**AUFGABEN**
A: Beantworte zum Text über die leere Urne in Wetzikon folgende Fragen:
(i) Wie lange vor der Beerdigung wurde das Verschwinden der Urne festgestellt?
(ii) Wer entschied, einfach eine andere Urne zu nehmen?
(iii) In welcher Zeitung erschien der Artikel, der im Text erwähnt wird?
B: Bitte führe den Text über die leere Urne in Wetzikon im selben Ton ab seinem letzten Satz weiter.

**AUSGEWÄHLTER TEXT**
"""

Zuviel gestorben

Ich will mich nicht lustig darüber machen, aber ich sehe den Skandal nicht und auch nicht das Verbrechen dahinter. Gut, es ist kein Verbrechen. Eine Verfehlung eher. 

In Wetzikon nämlich wurde eine leere Urne beigesetzt, denn kurz vor der Beerdigung war die volle, also die richtige, auf dem Friedhof schlicht nicht mehr auffindbar. Spurlos verschwunden. Der Friedhofsleiter musste eine Lösung finden und entschied spontan und schnell, einfach eine andere Urne zu nehmen. Da alle Urnen auf diesem Friedhof in Wetzikon gleich aussehen, wie ich jetzt weiss, fiel das auch gar nicht auf. Jetzt kann man natürlich sagen, dass das furchtbar pietätlos ist. Die Trauernden meinen, die Asche des Verstorbenen beizusetzen, dabei ist da gar nichts drin in der Urne. Als ich den Artikel im ‹Tages-Anzeiger› gelesen und mir sehr viele, also viel zu viele, ich weiss, Gedanken darüber gemacht hatte, fiel mir trotzdem schlicht keine bessere Idee ein, wie man das Problem sonst hätte lösen können. Da ist der Zeitfaktor: Das Verschwinden der Urne wurde ja erst 30 Minuten vor der Beerdigung festgestellt. Da sind doch alle schon unterwegs zum Friedhof, nicht wahr? Würde man die dann anrufen, die Trauerfamilie, und ganz offen und ehrlich und transparent sagen, man solle doch zu einem späteren Zeitpunkt, an einem anderen Tag, gerne wiederkommen, die besagte Urne und damit der Tote seien gerade nicht mehr da? Wäre das weniger pietätlos? Ich überlege mir, das irgendwo festzuhalten. Sollten ich oder mir nahestehende Verwandte verloren gehen auf dem Friedhof, dann hätte ich gerne stillschweigend einen Ersatz und man kann dann, ohne weitere Information, irgendwann die richtige Urne beisetzen, wenn sie wieder auftaucht. So wie man das in Wetzikon auch gemacht hat.

"""

**VERFÜGBARE DATEN**
"""

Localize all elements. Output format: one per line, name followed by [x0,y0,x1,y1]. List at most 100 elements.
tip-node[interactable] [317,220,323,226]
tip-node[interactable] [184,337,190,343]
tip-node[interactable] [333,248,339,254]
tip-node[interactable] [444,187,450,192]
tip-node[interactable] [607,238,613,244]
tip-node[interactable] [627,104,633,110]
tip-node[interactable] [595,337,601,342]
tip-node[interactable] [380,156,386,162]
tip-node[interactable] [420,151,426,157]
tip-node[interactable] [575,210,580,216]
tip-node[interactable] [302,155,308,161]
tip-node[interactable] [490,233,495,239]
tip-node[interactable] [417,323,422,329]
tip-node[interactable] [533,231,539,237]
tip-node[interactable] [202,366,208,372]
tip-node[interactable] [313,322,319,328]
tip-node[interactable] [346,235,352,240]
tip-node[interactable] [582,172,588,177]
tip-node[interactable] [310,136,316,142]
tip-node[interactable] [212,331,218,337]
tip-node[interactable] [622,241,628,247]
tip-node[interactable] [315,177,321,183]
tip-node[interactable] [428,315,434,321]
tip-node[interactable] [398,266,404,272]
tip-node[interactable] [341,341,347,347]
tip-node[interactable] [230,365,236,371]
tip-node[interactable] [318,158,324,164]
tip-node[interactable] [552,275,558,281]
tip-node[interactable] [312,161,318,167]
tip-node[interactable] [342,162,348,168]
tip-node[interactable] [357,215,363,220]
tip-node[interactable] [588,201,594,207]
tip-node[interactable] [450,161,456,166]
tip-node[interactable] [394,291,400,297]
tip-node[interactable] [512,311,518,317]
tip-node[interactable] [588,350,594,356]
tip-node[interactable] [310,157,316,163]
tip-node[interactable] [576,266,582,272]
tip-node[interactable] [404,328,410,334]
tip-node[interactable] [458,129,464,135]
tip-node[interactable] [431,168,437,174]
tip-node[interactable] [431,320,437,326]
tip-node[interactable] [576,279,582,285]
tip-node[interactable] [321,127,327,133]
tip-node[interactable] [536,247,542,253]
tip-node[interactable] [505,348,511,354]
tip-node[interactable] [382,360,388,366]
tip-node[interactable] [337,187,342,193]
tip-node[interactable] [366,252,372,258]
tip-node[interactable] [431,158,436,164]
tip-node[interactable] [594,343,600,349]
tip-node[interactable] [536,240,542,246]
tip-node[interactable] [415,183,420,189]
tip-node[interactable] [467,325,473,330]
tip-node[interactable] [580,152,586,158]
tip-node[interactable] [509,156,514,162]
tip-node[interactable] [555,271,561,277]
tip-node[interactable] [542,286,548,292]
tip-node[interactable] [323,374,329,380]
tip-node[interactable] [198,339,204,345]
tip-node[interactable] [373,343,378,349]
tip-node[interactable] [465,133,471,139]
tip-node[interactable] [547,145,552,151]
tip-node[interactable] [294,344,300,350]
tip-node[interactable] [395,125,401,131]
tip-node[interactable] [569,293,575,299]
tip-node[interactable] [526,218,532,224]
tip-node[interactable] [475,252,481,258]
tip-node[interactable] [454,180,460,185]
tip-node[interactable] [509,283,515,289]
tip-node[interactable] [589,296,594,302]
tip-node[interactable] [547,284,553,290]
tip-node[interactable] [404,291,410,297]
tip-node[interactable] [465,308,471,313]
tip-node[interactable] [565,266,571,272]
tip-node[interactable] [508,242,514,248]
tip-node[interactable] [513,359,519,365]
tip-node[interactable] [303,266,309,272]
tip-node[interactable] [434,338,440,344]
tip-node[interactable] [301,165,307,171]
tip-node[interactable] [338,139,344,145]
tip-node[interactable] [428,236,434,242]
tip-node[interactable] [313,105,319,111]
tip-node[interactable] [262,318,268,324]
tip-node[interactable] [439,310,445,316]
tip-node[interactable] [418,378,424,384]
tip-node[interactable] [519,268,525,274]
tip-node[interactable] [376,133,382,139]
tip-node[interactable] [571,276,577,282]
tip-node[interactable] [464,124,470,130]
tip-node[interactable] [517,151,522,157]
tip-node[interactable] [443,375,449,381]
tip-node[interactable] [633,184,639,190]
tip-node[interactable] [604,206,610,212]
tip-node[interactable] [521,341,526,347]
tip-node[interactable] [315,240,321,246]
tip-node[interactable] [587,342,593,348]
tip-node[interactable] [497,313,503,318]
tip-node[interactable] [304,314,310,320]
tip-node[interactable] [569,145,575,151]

"""

**LÖSUNGEN**
A:
(i) 30 Minuten vorher
(ii) Der Friedhofsleiter
(iii) Im ‹Tages-Anzeiger›

B:
Aber so Beerdigungen sind ohnehin selten frei von Skandalen, muss man sagen. In der gleichen Zeitung ist zu lesen, dass sogar beim Papst nicht alles rund lief. Es geht dabei um die Inschrift auf seinem Grabstein. Um Dilettantismus, um genau zu sein. Der Papst, das wissen wir ja nun alle, wollte keinen Pomp und Firlefanz, einzig «Franziscus» sollte auf dem Grab stehen. Und steht es nun auch, in weissen Marmorstein gemeisselt. Aber hier liegt das Problem, denn die Abstände zwischen den Buchstaben sind so unregelmässig, dass es sogar mir als Laiin auffällt. «Ein typografisches Kriegsverbrechen» sei das und Starwerber:innen und Bildhauer fragen sich entsetzt, wie so etwas passieren konnte und stehen allesamt vor einem Rätsel. Nun geht mir der arme Bildhauer aus Ligurien nicht mehr aus dem Kopf, der das verbrochen hat – noch weiss man allerdings nicht, wer es ist.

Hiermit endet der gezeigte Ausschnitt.